# THE PROBLEM:
Find the line that contains "What's the underlying" and print it and every line after it, exactly, please.

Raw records
———
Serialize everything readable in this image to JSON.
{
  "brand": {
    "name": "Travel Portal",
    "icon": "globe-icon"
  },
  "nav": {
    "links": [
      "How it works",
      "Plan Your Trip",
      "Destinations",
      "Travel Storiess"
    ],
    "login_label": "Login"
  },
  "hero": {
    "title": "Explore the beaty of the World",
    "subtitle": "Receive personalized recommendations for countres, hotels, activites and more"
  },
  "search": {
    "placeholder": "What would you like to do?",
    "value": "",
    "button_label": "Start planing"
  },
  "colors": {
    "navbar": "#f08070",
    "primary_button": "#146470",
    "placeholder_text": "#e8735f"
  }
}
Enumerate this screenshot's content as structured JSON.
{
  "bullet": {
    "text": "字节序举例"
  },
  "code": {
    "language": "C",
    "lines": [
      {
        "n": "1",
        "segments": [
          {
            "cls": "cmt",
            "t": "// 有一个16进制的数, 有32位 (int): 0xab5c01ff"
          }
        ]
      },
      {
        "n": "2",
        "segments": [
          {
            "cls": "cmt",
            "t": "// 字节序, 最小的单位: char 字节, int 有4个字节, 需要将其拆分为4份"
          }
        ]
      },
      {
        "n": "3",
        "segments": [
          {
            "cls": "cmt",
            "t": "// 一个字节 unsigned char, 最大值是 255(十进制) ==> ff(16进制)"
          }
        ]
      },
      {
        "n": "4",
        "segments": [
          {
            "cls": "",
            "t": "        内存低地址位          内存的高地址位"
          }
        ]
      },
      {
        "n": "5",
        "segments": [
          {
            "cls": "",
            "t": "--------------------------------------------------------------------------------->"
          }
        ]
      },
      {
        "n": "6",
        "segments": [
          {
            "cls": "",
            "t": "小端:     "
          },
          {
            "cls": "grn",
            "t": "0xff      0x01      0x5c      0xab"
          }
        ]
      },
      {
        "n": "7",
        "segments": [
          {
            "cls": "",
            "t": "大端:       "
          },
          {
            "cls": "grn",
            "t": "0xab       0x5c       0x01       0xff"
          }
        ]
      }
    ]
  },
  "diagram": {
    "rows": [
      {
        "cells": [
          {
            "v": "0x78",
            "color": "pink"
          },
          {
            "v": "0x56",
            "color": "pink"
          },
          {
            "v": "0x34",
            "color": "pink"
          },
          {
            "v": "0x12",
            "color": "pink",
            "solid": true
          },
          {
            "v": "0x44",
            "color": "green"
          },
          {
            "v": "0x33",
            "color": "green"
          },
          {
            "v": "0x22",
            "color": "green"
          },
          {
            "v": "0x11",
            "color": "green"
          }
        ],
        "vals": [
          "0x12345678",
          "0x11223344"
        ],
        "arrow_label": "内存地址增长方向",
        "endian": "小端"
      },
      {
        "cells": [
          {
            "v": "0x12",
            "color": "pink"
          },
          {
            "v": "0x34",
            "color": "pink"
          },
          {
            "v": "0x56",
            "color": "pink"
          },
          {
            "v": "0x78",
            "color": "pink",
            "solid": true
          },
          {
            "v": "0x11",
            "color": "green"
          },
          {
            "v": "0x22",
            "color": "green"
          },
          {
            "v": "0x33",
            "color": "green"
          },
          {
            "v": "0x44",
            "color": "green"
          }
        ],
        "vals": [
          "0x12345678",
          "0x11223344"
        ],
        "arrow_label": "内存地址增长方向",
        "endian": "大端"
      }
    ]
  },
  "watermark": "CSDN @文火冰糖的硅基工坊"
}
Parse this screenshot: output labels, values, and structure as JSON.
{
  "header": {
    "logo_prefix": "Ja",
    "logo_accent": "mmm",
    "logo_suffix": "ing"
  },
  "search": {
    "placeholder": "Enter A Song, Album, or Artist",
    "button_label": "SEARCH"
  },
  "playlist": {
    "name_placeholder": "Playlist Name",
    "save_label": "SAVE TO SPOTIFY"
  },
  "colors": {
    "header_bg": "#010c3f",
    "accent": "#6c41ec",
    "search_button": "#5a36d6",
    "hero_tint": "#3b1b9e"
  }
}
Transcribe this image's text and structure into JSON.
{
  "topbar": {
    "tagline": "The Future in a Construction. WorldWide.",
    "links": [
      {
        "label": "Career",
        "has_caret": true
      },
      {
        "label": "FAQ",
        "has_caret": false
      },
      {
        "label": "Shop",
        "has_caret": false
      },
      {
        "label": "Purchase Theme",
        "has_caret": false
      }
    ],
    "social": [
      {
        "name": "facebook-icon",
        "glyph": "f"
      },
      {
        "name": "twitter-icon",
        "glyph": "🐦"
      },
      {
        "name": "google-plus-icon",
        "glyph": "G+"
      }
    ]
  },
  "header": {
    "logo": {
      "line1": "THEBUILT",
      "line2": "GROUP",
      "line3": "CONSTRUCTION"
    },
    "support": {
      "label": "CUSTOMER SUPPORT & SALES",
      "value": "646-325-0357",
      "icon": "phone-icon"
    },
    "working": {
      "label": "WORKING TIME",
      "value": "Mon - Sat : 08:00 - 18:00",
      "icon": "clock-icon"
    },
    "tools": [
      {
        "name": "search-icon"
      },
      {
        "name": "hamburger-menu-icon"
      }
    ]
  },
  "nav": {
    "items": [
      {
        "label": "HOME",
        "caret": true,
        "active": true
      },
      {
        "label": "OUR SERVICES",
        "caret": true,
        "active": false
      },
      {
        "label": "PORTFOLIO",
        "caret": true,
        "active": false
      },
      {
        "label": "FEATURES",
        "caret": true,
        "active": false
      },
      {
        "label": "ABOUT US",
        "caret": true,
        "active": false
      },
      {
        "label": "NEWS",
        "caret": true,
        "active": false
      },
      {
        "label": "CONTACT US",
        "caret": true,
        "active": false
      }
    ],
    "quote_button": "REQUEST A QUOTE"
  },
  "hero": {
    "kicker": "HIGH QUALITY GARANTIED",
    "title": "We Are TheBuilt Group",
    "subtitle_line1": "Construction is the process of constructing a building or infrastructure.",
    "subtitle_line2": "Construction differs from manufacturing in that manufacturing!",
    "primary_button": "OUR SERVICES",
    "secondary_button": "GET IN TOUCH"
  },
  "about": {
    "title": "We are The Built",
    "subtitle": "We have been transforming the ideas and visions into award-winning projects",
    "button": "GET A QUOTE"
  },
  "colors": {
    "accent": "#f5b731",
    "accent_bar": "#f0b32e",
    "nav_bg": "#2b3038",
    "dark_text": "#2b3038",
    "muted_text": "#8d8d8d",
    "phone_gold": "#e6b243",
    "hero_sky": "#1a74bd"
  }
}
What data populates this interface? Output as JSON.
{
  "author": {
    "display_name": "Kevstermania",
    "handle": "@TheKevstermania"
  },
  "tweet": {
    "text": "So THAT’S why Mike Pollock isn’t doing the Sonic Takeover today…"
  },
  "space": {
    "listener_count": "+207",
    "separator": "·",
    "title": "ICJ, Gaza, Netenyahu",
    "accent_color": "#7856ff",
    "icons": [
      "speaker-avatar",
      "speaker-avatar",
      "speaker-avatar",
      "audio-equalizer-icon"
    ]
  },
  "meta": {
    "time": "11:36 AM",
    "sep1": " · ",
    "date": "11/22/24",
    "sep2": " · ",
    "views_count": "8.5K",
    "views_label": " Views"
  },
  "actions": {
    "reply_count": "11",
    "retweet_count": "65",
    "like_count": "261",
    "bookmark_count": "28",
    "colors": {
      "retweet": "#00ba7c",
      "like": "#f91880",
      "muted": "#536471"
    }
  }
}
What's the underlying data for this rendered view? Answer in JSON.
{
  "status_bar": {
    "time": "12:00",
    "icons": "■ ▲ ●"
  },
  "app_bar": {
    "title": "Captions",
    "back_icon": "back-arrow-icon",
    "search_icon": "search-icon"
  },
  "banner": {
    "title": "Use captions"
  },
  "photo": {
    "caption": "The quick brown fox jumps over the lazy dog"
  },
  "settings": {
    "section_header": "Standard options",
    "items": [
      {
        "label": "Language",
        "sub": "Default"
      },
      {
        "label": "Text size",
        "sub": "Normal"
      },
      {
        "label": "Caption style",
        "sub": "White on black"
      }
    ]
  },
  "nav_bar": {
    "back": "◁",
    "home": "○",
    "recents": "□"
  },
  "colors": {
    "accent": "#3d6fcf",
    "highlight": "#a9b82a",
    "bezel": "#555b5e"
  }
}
———
# IN RESPONSE:
What's the underlying data for this rendered view? Answer in JSON.
{
  "status_bar": {
    "time": "12:00",
    "icons": "■ ▲ ●"
  },
  "app_bar": {
    "title": "Captions",
    "back_icon": "back-arrow-icon",
    "search_icon": "search-icon"
  },
  "banner": {
    "title": "Use captions"
  },
  "photo": {
    "caption": "The quick brown fox jumps over the lazy dog"
  },
  "settings": {
    "section_header": "Standard options",
    "items": [
      {
        "label": "Language",
        "sub": "Default"
      },
      {
        "label": "Text size",
        "sub": "Normal"
      },
      {
        "label": "Caption style",
        "sub": "White on black"
      }
    ]
  },
  "nav_bar": {
    "back": "◁",
    "home": "○",
    "recents": "□"
  },
  "colors": {
    "accent": "#3d6fcf",
    "highlight": "#a9b82a",
    "bezel": "#555b5e"
  }
}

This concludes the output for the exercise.